**Written task:** Below is a block of records. Copy every line in it that contains the word "Product".

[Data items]
***
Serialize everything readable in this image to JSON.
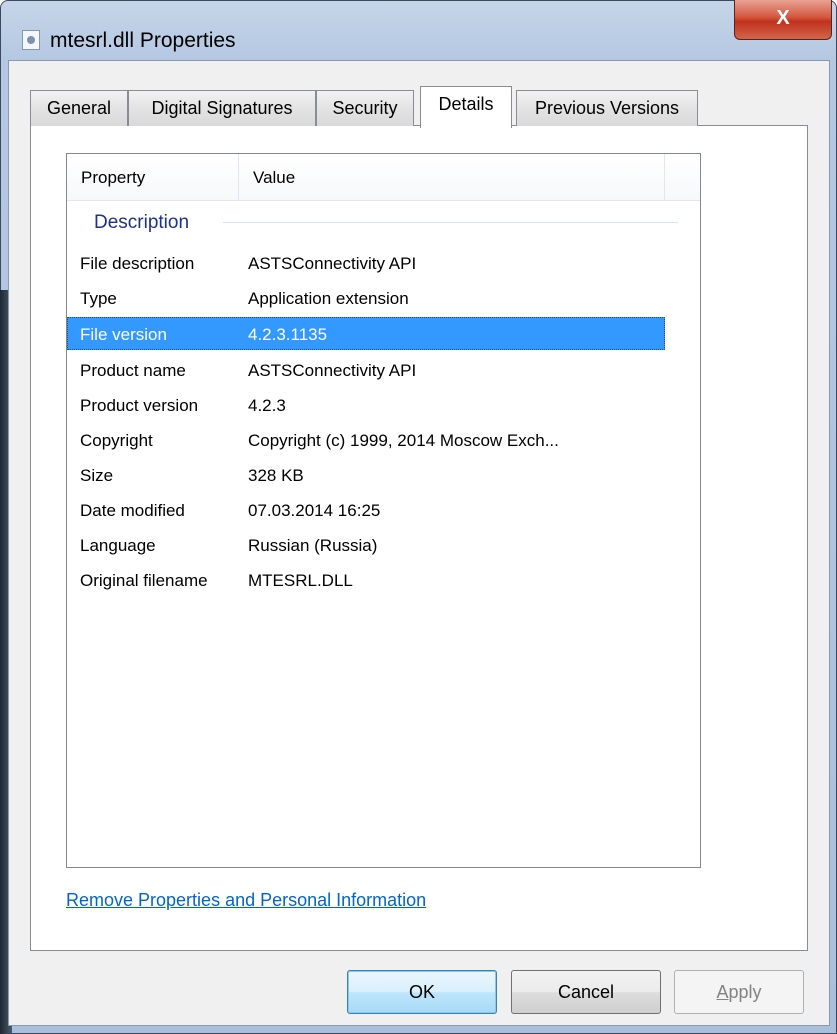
{
  "window": {
    "title": "mtesrl.dll Properties",
    "close_label": "X"
  },
  "tabs": [
    {
      "label": "General"
    },
    {
      "label": "Digital Signatures"
    },
    {
      "label": "Security"
    },
    {
      "label": "Details",
      "active": true
    },
    {
      "label": "Previous Versions"
    }
  ],
  "list": {
    "columns": [
      "Property",
      "Value"
    ],
    "group": "Description",
    "rows": [
      {
        "property": "File description",
        "value": "ASTSConnectivity API"
      },
      {
        "property": "Type",
        "value": "Application extension"
      },
      {
        "property": "File version",
        "value": "4.2.3.1135",
        "selected": true
      },
      {
        "property": "Product name",
        "value": "ASTSConnectivity API"
      },
      {
        "property": "Product version",
        "value": "4.2.3"
      },
      {
        "property": "Copyright",
        "value": "Copyright (c) 1999, 2014 Moscow Exch..."
      },
      {
        "property": "Size",
        "value": "328 KB"
      },
      {
        "property": "Date modified",
        "value": "07.03.2014 16:25"
      },
      {
        "property": "Language",
        "value": "Russian (Russia)"
      },
      {
        "property": "Original filename",
        "value": "MTESRL.DLL"
      }
    ]
  },
  "remove_link": "Remove Properties and Personal Information",
  "buttons": {
    "ok": "OK",
    "cancel": "Cancel",
    "apply_underlined": "A",
    "apply_rest": "pply"
  },
  "colors": {
    "selection": "#3399ff",
    "group_header": "#1e3287",
    "link": "#0066cc"
  }
}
***
**Output below:**
        "property": "Product name",
        "property": "Product version",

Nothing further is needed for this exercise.